• Exercise input:
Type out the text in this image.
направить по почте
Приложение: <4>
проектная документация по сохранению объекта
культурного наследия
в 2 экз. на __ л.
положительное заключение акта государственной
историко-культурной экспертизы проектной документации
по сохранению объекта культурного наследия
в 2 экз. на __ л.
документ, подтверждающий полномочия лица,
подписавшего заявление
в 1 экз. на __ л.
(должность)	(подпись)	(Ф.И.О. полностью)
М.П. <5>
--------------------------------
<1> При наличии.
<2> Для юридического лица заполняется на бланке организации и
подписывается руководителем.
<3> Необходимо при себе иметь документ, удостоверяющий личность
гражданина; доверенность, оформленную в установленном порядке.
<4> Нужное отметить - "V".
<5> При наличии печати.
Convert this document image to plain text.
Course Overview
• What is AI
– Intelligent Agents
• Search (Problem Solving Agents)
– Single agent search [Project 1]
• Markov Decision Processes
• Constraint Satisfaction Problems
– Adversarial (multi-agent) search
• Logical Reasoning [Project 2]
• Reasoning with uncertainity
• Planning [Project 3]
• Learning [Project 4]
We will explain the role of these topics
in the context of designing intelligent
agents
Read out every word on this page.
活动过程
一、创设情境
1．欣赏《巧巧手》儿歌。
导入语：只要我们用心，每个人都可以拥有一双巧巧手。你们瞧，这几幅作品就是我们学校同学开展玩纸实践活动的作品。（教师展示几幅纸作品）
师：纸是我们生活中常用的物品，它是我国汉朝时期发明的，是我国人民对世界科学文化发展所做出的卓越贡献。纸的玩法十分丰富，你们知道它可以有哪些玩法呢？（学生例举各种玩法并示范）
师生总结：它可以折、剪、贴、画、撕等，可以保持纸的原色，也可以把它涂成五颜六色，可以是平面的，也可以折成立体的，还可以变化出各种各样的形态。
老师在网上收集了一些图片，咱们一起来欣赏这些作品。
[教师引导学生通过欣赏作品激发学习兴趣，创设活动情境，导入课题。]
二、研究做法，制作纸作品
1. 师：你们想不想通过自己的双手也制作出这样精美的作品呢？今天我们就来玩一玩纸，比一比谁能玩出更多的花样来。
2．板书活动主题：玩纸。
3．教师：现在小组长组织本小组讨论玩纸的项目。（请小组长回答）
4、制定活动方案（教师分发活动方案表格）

• Instructions to follow:
Identify all lines in the records above with the word "сохранению".

• Task answer:
проектная документация по сохранению объекта
по сохранению объекта культурного наследия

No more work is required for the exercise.